* Exercise requirements
Write out the full set of records exactly. Any pictures in them do not belong in the copy.

* Excerpted data
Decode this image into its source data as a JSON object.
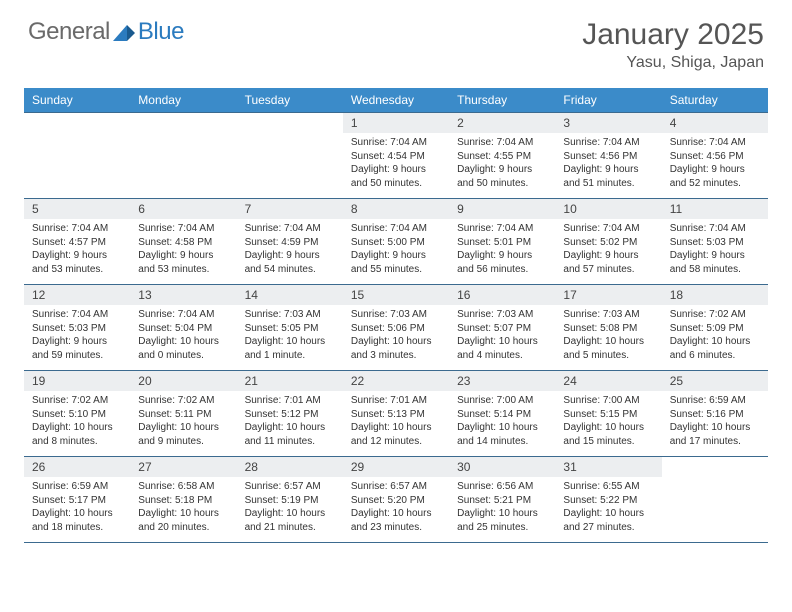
{
  "logo": {
    "text1": "General",
    "text2": "Blue"
  },
  "title": "January 2025",
  "location": "Yasu, Shiga, Japan",
  "colors": {
    "header_bg": "#3b8bc9",
    "header_text": "#ffffff",
    "daynum_bg": "#eceef0",
    "border": "#3b6a8f",
    "logo_gray": "#6a6a6a",
    "logo_blue": "#2b7bbf"
  },
  "weekdays": [
    "Sunday",
    "Monday",
    "Tuesday",
    "Wednesday",
    "Thursday",
    "Friday",
    "Saturday"
  ],
  "weeks": [
    [
      null,
      null,
      null,
      {
        "n": "1",
        "sr": "7:04 AM",
        "ss": "4:54 PM",
        "dl": "9 hours and 50 minutes."
      },
      {
        "n": "2",
        "sr": "7:04 AM",
        "ss": "4:55 PM",
        "dl": "9 hours and 50 minutes."
      },
      {
        "n": "3",
        "sr": "7:04 AM",
        "ss": "4:56 PM",
        "dl": "9 hours and 51 minutes."
      },
      {
        "n": "4",
        "sr": "7:04 AM",
        "ss": "4:56 PM",
        "dl": "9 hours and 52 minutes."
      }
    ],
    [
      {
        "n": "5",
        "sr": "7:04 AM",
        "ss": "4:57 PM",
        "dl": "9 hours and 53 minutes."
      },
      {
        "n": "6",
        "sr": "7:04 AM",
        "ss": "4:58 PM",
        "dl": "9 hours and 53 minutes."
      },
      {
        "n": "7",
        "sr": "7:04 AM",
        "ss": "4:59 PM",
        "dl": "9 hours and 54 minutes."
      },
      {
        "n": "8",
        "sr": "7:04 AM",
        "ss": "5:00 PM",
        "dl": "9 hours and 55 minutes."
      },
      {
        "n": "9",
        "sr": "7:04 AM",
        "ss": "5:01 PM",
        "dl": "9 hours and 56 minutes."
      },
      {
        "n": "10",
        "sr": "7:04 AM",
        "ss": "5:02 PM",
        "dl": "9 hours and 57 minutes."
      },
      {
        "n": "11",
        "sr": "7:04 AM",
        "ss": "5:03 PM",
        "dl": "9 hours and 58 minutes."
      }
    ],
    [
      {
        "n": "12",
        "sr": "7:04 AM",
        "ss": "5:03 PM",
        "dl": "9 hours and 59 minutes."
      },
      {
        "n": "13",
        "sr": "7:04 AM",
        "ss": "5:04 PM",
        "dl": "10 hours and 0 minutes."
      },
      {
        "n": "14",
        "sr": "7:03 AM",
        "ss": "5:05 PM",
        "dl": "10 hours and 1 minute."
      },
      {
        "n": "15",
        "sr": "7:03 AM",
        "ss": "5:06 PM",
        "dl": "10 hours and 3 minutes."
      },
      {
        "n": "16",
        "sr": "7:03 AM",
        "ss": "5:07 PM",
        "dl": "10 hours and 4 minutes."
      },
      {
        "n": "17",
        "sr": "7:03 AM",
        "ss": "5:08 PM",
        "dl": "10 hours and 5 minutes."
      },
      {
        "n": "18",
        "sr": "7:02 AM",
        "ss": "5:09 PM",
        "dl": "10 hours and 6 minutes."
      }
    ],
    [
      {
        "n": "19",
        "sr": "7:02 AM",
        "ss": "5:10 PM",
        "dl": "10 hours and 8 minutes."
      },
      {
        "n": "20",
        "sr": "7:02 AM",
        "ss": "5:11 PM",
        "dl": "10 hours and 9 minutes."
      },
      {
        "n": "21",
        "sr": "7:01 AM",
        "ss": "5:12 PM",
        "dl": "10 hours and 11 minutes."
      },
      {
        "n": "22",
        "sr": "7:01 AM",
        "ss": "5:13 PM",
        "dl": "10 hours and 12 minutes."
      },
      {
        "n": "23",
        "sr": "7:00 AM",
        "ss": "5:14 PM",
        "dl": "10 hours and 14 minutes."
      },
      {
        "n": "24",
        "sr": "7:00 AM",
        "ss": "5:15 PM",
        "dl": "10 hours and 15 minutes."
      },
      {
        "n": "25",
        "sr": "6:59 AM",
        "ss": "5:16 PM",
        "dl": "10 hours and 17 minutes."
      }
    ],
    [
      {
        "n": "26",
        "sr": "6:59 AM",
        "ss": "5:17 PM",
        "dl": "10 hours and 18 minutes."
      },
      {
        "n": "27",
        "sr": "6:58 AM",
        "ss": "5:18 PM",
        "dl": "10 hours and 20 minutes."
      },
      {
        "n": "28",
        "sr": "6:57 AM",
        "ss": "5:19 PM",
        "dl": "10 hours and 21 minutes."
      },
      {
        "n": "29",
        "sr": "6:57 AM",
        "ss": "5:20 PM",
        "dl": "10 hours and 23 minutes."
      },
      {
        "n": "30",
        "sr": "6:56 AM",
        "ss": "5:21 PM",
        "dl": "10 hours and 25 minutes."
      },
      {
        "n": "31",
        "sr": "6:55 AM",
        "ss": "5:22 PM",
        "dl": "10 hours and 27 minutes."
      },
      null
    ]
  ],
  "labels": {
    "sunrise": "Sunrise:",
    "sunset": "Sunset:",
    "daylight": "Daylight:"
  }
}
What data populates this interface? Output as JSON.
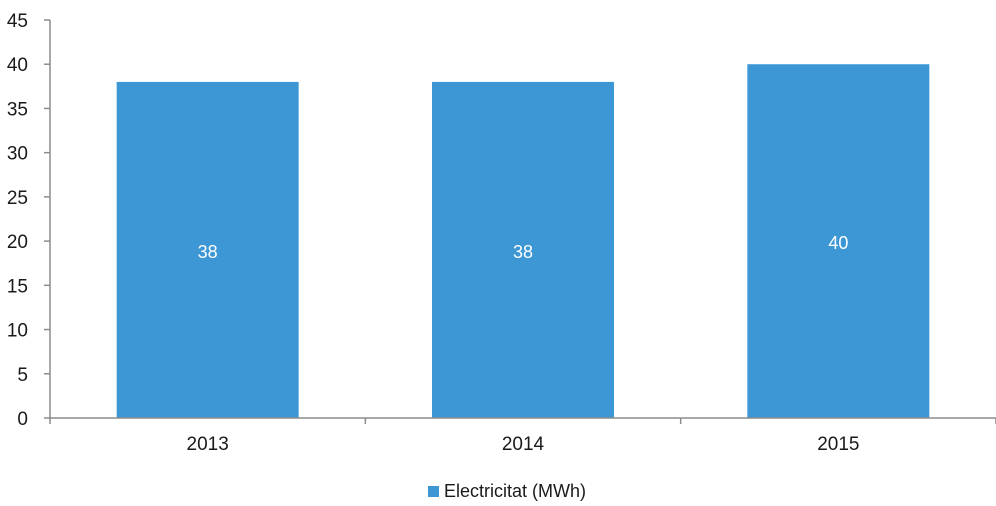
{
  "chart_data": {
    "type": "bar",
    "categories": [
      "2013",
      "2014",
      "2015"
    ],
    "series": [
      {
        "name": "Electricitat (MWh)",
        "values": [
          38,
          38,
          40
        ]
      }
    ],
    "data_labels": [
      "38",
      "38",
      "40"
    ],
    "ylim": [
      0,
      45
    ],
    "y_ticks": [
      0,
      5,
      10,
      15,
      20,
      25,
      30,
      35,
      40,
      45
    ],
    "y_tick_labels": [
      "0",
      "5",
      "10",
      "15",
      "20",
      "25",
      "30",
      "35",
      "40",
      "45"
    ],
    "grid": false,
    "legend_position": "bottom",
    "colors": {
      "bar": "#3d97d5",
      "axis": "#8c8c8c"
    }
  }
}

* Solution to this task
Decode this image into its source data as a JSON object.
{
  "logo": {
    "text1": "General",
    "text2": "Blue"
  },
  "title": "January 2025",
  "location": "Yasu, Shiga, Japan",
  "colors": {
    "header_bg": "#3b8bc9",
    "header_text": "#ffffff",
    "daynum_bg": "#eceef0",
    "border": "#3b6a8f",
    "logo_gray": "#6a6a6a",
    "logo_blue": "#2b7bbf"
  },
  "weekdays": [
    "Sunday",
    "Monday",
    "Tuesday",
    "Wednesday",
    "Thursday",
    "Friday",
    "Saturday"
  ],
  "weeks": [
    [
      null,
      null,
      null,
      {
        "n": "1",
        "sr": "7:04 AM",
        "ss": "4:54 PM",
        "dl": "9 hours and 50 minutes."
      },
      {
        "n": "2",
        "sr": "7:04 AM",
        "ss": "4:55 PM",
        "dl": "9 hours and 50 minutes."
      },
      {
        "n": "3",
        "sr": "7:04 AM",
        "ss": "4:56 PM",
        "dl": "9 hours and 51 minutes."
      },
      {
        "n": "4",
        "sr": "7:04 AM",
        "ss": "4:56 PM",
        "dl": "9 hours and 52 minutes."
      }
    ],
    [
      {
        "n": "5",
        "sr": "7:04 AM",
        "ss": "4:57 PM",
        "dl": "9 hours and 53 minutes."
      },
      {
        "n": "6",
        "sr": "7:04 AM",
        "ss": "4:58 PM",
        "dl": "9 hours and 53 minutes."
      },
      {
        "n": "7",
        "sr": "7:04 AM",
        "ss": "4:59 PM",
        "dl": "9 hours and 54 minutes."
      },
      {
        "n": "8",
        "sr": "7:04 AM",
        "ss": "5:00 PM",
        "dl": "9 hours and 55 minutes."
      },
      {
        "n": "9",
        "sr": "7:04 AM",
        "ss": "5:01 PM",
        "dl": "9 hours and 56 minutes."
      },
      {
        "n": "10",
        "sr": "7:04 AM",
        "ss": "5:02 PM",
        "dl": "9 hours and 57 minutes."
      },
      {
        "n": "11",
        "sr": "7:04 AM",
        "ss": "5:03 PM",
        "dl": "9 hours and 58 minutes."
      }
    ],
    [
      {
        "n": "12",
        "sr": "7:04 AM",
        "ss": "5:03 PM",
        "dl": "9 hours and 59 minutes."
      },
      {
        "n": "13",
        "sr": "7:04 AM",
        "ss": "5:04 PM",
        "dl": "10 hours and 0 minutes."
      },
      {
        "n": "14",
        "sr": "7:03 AM",
        "ss": "5:05 PM",
        "dl": "10 hours and 1 minute."
      },
      {
        "n": "15",
        "sr": "7:03 AM",
        "ss": "5:06 PM",
        "dl": "10 hours and 3 minutes."
      },
      {
        "n": "16",
        "sr": "7:03 AM",
        "ss": "5:07 PM",
        "dl": "10 hours and 4 minutes."
      },
      {
        "n": "17",
        "sr": "7:03 AM",
        "ss": "5:08 PM",
        "dl": "10 hours and 5 minutes."
      },
      {
        "n": "18",
        "sr": "7:02 AM",
        "ss": "5:09 PM",
        "dl": "10 hours and 6 minutes."
      }
    ],
    [
      {
        "n": "19",
        "sr": "7:02 AM",
        "ss": "5:10 PM",
        "dl": "10 hours and 8 minutes."
      },
      {
        "n": "20",
        "sr": "7:02 AM",
        "ss": "5:11 PM",
        "dl": "10 hours and 9 minutes."
      },
      {
        "n": "21",
        "sr": "7:01 AM",
        "ss": "5:12 PM",
        "dl": "10 hours and 11 minutes."
      },
      {
        "n": "22",
        "sr": "7:01 AM",
        "ss": "5:13 PM",
        "dl": "10 hours and 12 minutes."
      },
      {
        "n": "23",
        "sr": "7:00 AM",
        "ss": "5:14 PM",
        "dl": "10 hours and 14 minutes."
      },
      {
        "n": "24",
        "sr": "7:00 AM",
        "ss": "5:15 PM",
        "dl": "10 hours and 15 minutes."
      },
      {
        "n": "25",
        "sr": "6:59 AM",
        "ss": "5:16 PM",
        "dl": "10 hours and 17 minutes."
      }
    ],
    [
      {
        "n": "26",
        "sr": "6:59 AM",
        "ss": "5:17 PM",
        "dl": "10 hours and 18 minutes."
      },
      {
        "n": "27",
        "sr": "6:58 AM",
        "ss": "5:18 PM",
        "dl": "10 hours and 20 minutes."
      },
      {
        "n": "28",
        "sr": "6:57 AM",
        "ss": "5:19 PM",
        "dl": "10 hours and 21 minutes."
      },
      {
        "n": "29",
        "sr": "6:57 AM",
        "ss": "5:20 PM",
        "dl": "10 hours and 23 minutes."
      },
      {
        "n": "30",
        "sr": "6:56 AM",
        "ss": "5:21 PM",
        "dl": "10 hours and 25 minutes."
      },
      {
        "n": "31",
        "sr": "6:55 AM",
        "ss": "5:22 PM",
        "dl": "10 hours and 27 minutes."
      },
      null
    ]
  ],
  "labels": {
    "sunrise": "Sunrise:",
    "sunset": "Sunset:",
    "daylight": "Daylight:"
  }
}
What data populates this interface? Output as JSON.
{
  "chart_data": {
    "type": "bar",
    "categories": [
      "2013",
      "2014",
      "2015"
    ],
    "series": [
      {
        "name": "Electricitat (MWh)",
        "values": [
          38,
          38,
          40
        ]
      }
    ],
    "data_labels": [
      "38",
      "38",
      "40"
    ],
    "ylim": [
      0,
      45
    ],
    "y_ticks": [
      0,
      5,
      10,
      15,
      20,
      25,
      30,
      35,
      40,
      45
    ],
    "y_tick_labels": [
      "0",
      "5",
      "10",
      "15",
      "20",
      "25",
      "30",
      "35",
      "40",
      "45"
    ],
    "grid": false,
    "legend_position": "bottom",
    "colors": {
      "bar": "#3d97d5",
      "axis": "#8c8c8c"
    }
  }
}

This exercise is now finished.